Gather every line that includes the word "MACD", please.

--- Start DATA EXTRACT ---

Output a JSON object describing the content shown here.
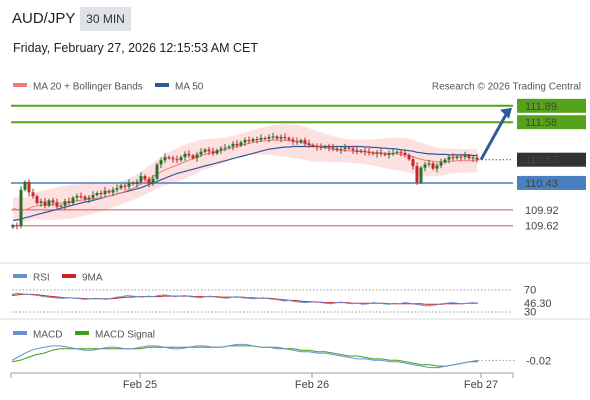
{
  "header": {
    "symbol": "AUD/JPY",
    "timeframe": "30 MIN",
    "timestamp": "Friday, February 27, 2026 12:15:53 AM CET"
  },
  "legend": {
    "ma20_bb": "MA 20 + Bollinger Bands",
    "ma50": "MA 50",
    "copyright": "Research © 2026 Trading Central",
    "rsi": "RSI",
    "rsi_ma": "9MA",
    "macd": "MACD",
    "macd_signal": "MACD Signal"
  },
  "colors": {
    "candle_up": "#2a6f2a",
    "candle_down": "#c62828",
    "ma20": "#ef7b7b",
    "bollinger_fill": "#fddede",
    "ma50": "#2e5a9c",
    "resistance": "#56a31b",
    "support": "#4a7fc0",
    "minor_level": "#e05555",
    "arrow": "#2e5a9c",
    "last_price": "#333333"
  },
  "chart_data": [
    {
      "type": "candlestick",
      "title": "AUD/JPY",
      "x_ticks": [
        "Feb 25",
        "Feb 26",
        "Feb 27"
      ],
      "ylim": [
        109.35,
        112.0
      ],
      "levels": [
        {
          "value": 111.89,
          "label": "111.89",
          "kind": "resistance"
        },
        {
          "value": 111.58,
          "label": "111.58",
          "kind": "resistance"
        },
        {
          "value": 110.87,
          "label": "110.87",
          "kind": "last"
        },
        {
          "value": 110.43,
          "label": "110.43",
          "kind": "support"
        },
        {
          "value": 109.92,
          "label": "109.92",
          "kind": "minor"
        },
        {
          "value": 109.62,
          "label": "109.62",
          "kind": "minor"
        }
      ],
      "projection": {
        "from": 110.87,
        "to": 111.89
      },
      "close": [
        109.63,
        109.62,
        110.3,
        110.45,
        110.25,
        110.18,
        110.05,
        110.08,
        110.0,
        110.1,
        110.06,
        109.98,
        110.0,
        110.08,
        110.05,
        110.15,
        110.18,
        110.17,
        110.12,
        110.15,
        110.2,
        110.24,
        110.22,
        110.28,
        110.25,
        110.3,
        110.33,
        110.38,
        110.36,
        110.43,
        110.41,
        110.45,
        110.56,
        110.5,
        110.42,
        110.51,
        110.78,
        110.86,
        110.92,
        110.9,
        110.88,
        110.86,
        110.92,
        110.98,
        110.95,
        110.9,
        110.97,
        111.02,
        111.06,
        111.03,
        110.99,
        111.05,
        111.08,
        111.1,
        111.12,
        111.17,
        111.14,
        111.2,
        111.24,
        111.22,
        111.26,
        111.25,
        111.28,
        111.27,
        111.3,
        111.31,
        111.27,
        111.3,
        111.28,
        111.25,
        111.22,
        111.2,
        111.24,
        111.18,
        111.15,
        111.13,
        111.11,
        111.1,
        111.12,
        111.1,
        111.08,
        111.05,
        111.07,
        111.1,
        111.08,
        111.05,
        111.02,
        111.04,
        111.02,
        111.0,
        110.98,
        111.0,
        110.98,
        110.96,
        110.99,
        111.0,
        111.02,
        111.0,
        110.96,
        110.88,
        110.75,
        110.44,
        110.72,
        110.78,
        110.8,
        110.7,
        110.76,
        110.82,
        110.87,
        110.92,
        110.9,
        110.93,
        110.92,
        110.95,
        110.9,
        110.91,
        110.87
      ],
      "ma20": [
        109.95,
        109.93,
        109.92,
        109.92,
        109.95,
        109.98,
        110.0,
        110.01,
        110.01,
        110.02,
        110.03,
        110.04,
        110.05,
        110.06,
        110.07,
        110.08,
        110.09,
        110.1,
        110.11,
        110.12,
        110.13,
        110.14,
        110.15,
        110.16,
        110.18,
        110.2,
        110.22,
        110.24,
        110.27,
        110.3,
        110.33,
        110.37,
        110.41,
        110.45,
        110.5,
        110.55,
        110.6,
        110.64,
        110.68,
        110.71,
        110.74,
        110.77,
        110.8,
        110.83,
        110.86,
        110.89,
        110.92,
        110.95,
        110.97,
        110.99,
        111.0,
        111.02,
        111.04,
        111.06,
        111.08,
        111.1,
        111.12,
        111.14,
        111.16,
        111.18,
        111.2,
        111.21,
        111.22,
        111.23,
        111.24,
        111.24,
        111.24,
        111.24,
        111.24,
        111.23,
        111.22,
        111.21,
        111.2,
        111.18,
        111.16,
        111.14,
        111.12,
        111.11,
        111.1,
        111.08,
        111.07,
        111.06,
        111.05,
        111.04,
        111.04,
        111.03,
        111.03,
        111.02,
        111.02,
        111.01,
        111.01,
        111.0,
        111.0,
        110.99,
        110.99,
        110.98,
        110.98,
        110.97,
        110.96,
        110.95,
        110.93,
        110.9,
        110.88,
        110.86,
        110.85,
        110.84,
        110.83,
        110.83,
        110.83,
        110.84,
        110.84,
        110.85,
        110.85,
        110.85,
        110.85,
        110.85,
        110.85
      ],
      "ma50": [
        109.72,
        109.73,
        109.75,
        109.77,
        109.79,
        109.81,
        109.83,
        109.85,
        109.87,
        109.89,
        109.91,
        109.93,
        109.95,
        109.97,
        109.99,
        110.01,
        110.03,
        110.05,
        110.07,
        110.08,
        110.1,
        110.12,
        110.14,
        110.16,
        110.18,
        110.2,
        110.22,
        110.24,
        110.26,
        110.28,
        110.3,
        110.32,
        110.34,
        110.37,
        110.4,
        110.43,
        110.46,
        110.49,
        110.52,
        110.55,
        110.58,
        110.61,
        110.63,
        110.65,
        110.67,
        110.69,
        110.71,
        110.73,
        110.75,
        110.77,
        110.79,
        110.81,
        110.83,
        110.85,
        110.87,
        110.89,
        110.91,
        110.93,
        110.95,
        110.97,
        110.99,
        111.01,
        111.03,
        111.05,
        111.07,
        111.08,
        111.09,
        111.1,
        111.11,
        111.11,
        111.12,
        111.12,
        111.12,
        111.12,
        111.12,
        111.12,
        111.12,
        111.12,
        111.12,
        111.12,
        111.12,
        111.12,
        111.12,
        111.12,
        111.12,
        111.12,
        111.12,
        111.12,
        111.11,
        111.11,
        111.1,
        111.1,
        111.09,
        111.09,
        111.08,
        111.08,
        111.07,
        111.06,
        111.05,
        111.04,
        111.03,
        111.01,
        111.0,
        110.99,
        110.98,
        110.98,
        110.97,
        110.97,
        110.97,
        110.96,
        110.96,
        110.96,
        110.96,
        110.96,
        110.96,
        110.95,
        110.95
      ]
    },
    {
      "type": "line",
      "title": "RSI",
      "y_ticks": [
        "70",
        "30"
      ],
      "last_value": "46.30",
      "series": [
        {
          "name": "RSI",
          "values": [
            62,
            64,
            63,
            62,
            61,
            60,
            58,
            57,
            56,
            55,
            55,
            56,
            55,
            54,
            53,
            54,
            55,
            54,
            53,
            55,
            57,
            58,
            60,
            59,
            58,
            57,
            59,
            58,
            60,
            61,
            60,
            58,
            59,
            60,
            58,
            57,
            56,
            58,
            59,
            57,
            56,
            55,
            57,
            58,
            56,
            55,
            54,
            55,
            56,
            54,
            53,
            52,
            50,
            51,
            49,
            48,
            47,
            48,
            49,
            47,
            46,
            45,
            47,
            48,
            46,
            45,
            46,
            44,
            45,
            47,
            46,
            45,
            44,
            46,
            45,
            47,
            46,
            44,
            43,
            41,
            42,
            43,
            45,
            46,
            47,
            46,
            45,
            46,
            47,
            46
          ]
        },
        {
          "name": "9MA",
          "values": [
            60,
            61,
            62,
            62,
            62,
            61,
            60,
            59,
            58,
            57,
            56,
            56,
            55,
            55,
            54,
            54,
            54,
            54,
            54,
            54,
            55,
            56,
            57,
            57,
            58,
            58,
            58,
            58,
            58,
            59,
            59,
            59,
            59,
            59,
            59,
            58,
            58,
            58,
            58,
            58,
            57,
            57,
            57,
            57,
            57,
            56,
            56,
            55,
            55,
            55,
            54,
            53,
            52,
            51,
            51,
            50,
            49,
            49,
            48,
            48,
            47,
            47,
            47,
            47,
            47,
            46,
            46,
            46,
            46,
            46,
            46,
            46,
            45,
            45,
            45,
            45,
            45,
            45,
            45,
            44,
            44,
            44,
            44,
            45,
            45,
            45,
            45,
            46,
            46,
            46
          ]
        }
      ]
    },
    {
      "type": "line",
      "title": "MACD",
      "last_value": "-0.02",
      "series": [
        {
          "name": "MACD",
          "values": [
            -0.02,
            0.01,
            0.04,
            0.06,
            0.07,
            0.08,
            0.08,
            0.07,
            0.06,
            0.05,
            0.05,
            0.06,
            0.07,
            0.07,
            0.06,
            0.06,
            0.07,
            0.08,
            0.08,
            0.07,
            0.06,
            0.06,
            0.07,
            0.08,
            0.08,
            0.07,
            0.07,
            0.08,
            0.09,
            0.09,
            0.08,
            0.07,
            0.07,
            0.06,
            0.06,
            0.05,
            0.04,
            0.04,
            0.03,
            0.03,
            0.02,
            0.01,
            0.0,
            -0.01,
            -0.01,
            -0.02,
            -0.02,
            -0.03,
            -0.03,
            -0.04,
            -0.05,
            -0.06,
            -0.07,
            -0.07,
            -0.06,
            -0.05,
            -0.04,
            -0.03,
            -0.02
          ]
        },
        {
          "name": "MACD Signal",
          "values": [
            -0.03,
            -0.02,
            0.0,
            0.02,
            0.03,
            0.05,
            0.06,
            0.06,
            0.06,
            0.06,
            0.06,
            0.06,
            0.06,
            0.06,
            0.06,
            0.06,
            0.06,
            0.07,
            0.07,
            0.07,
            0.07,
            0.07,
            0.07,
            0.07,
            0.07,
            0.07,
            0.07,
            0.08,
            0.08,
            0.08,
            0.08,
            0.07,
            0.07,
            0.07,
            0.06,
            0.06,
            0.05,
            0.05,
            0.04,
            0.04,
            0.03,
            0.02,
            0.01,
            0.01,
            0.0,
            -0.01,
            -0.01,
            -0.02,
            -0.02,
            -0.03,
            -0.04,
            -0.05,
            -0.05,
            -0.06,
            -0.06,
            -0.05,
            -0.04,
            -0.03,
            -0.03
          ]
        }
      ]
    }
  ]
}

--- End DATA EXTRACT ---

EXERCISE RESPONSE:
    "macd": "MACD",
    "macd_signal": "MACD Signal"
      "title": "MACD",
          "name": "MACD",
          "name": "MACD Signal",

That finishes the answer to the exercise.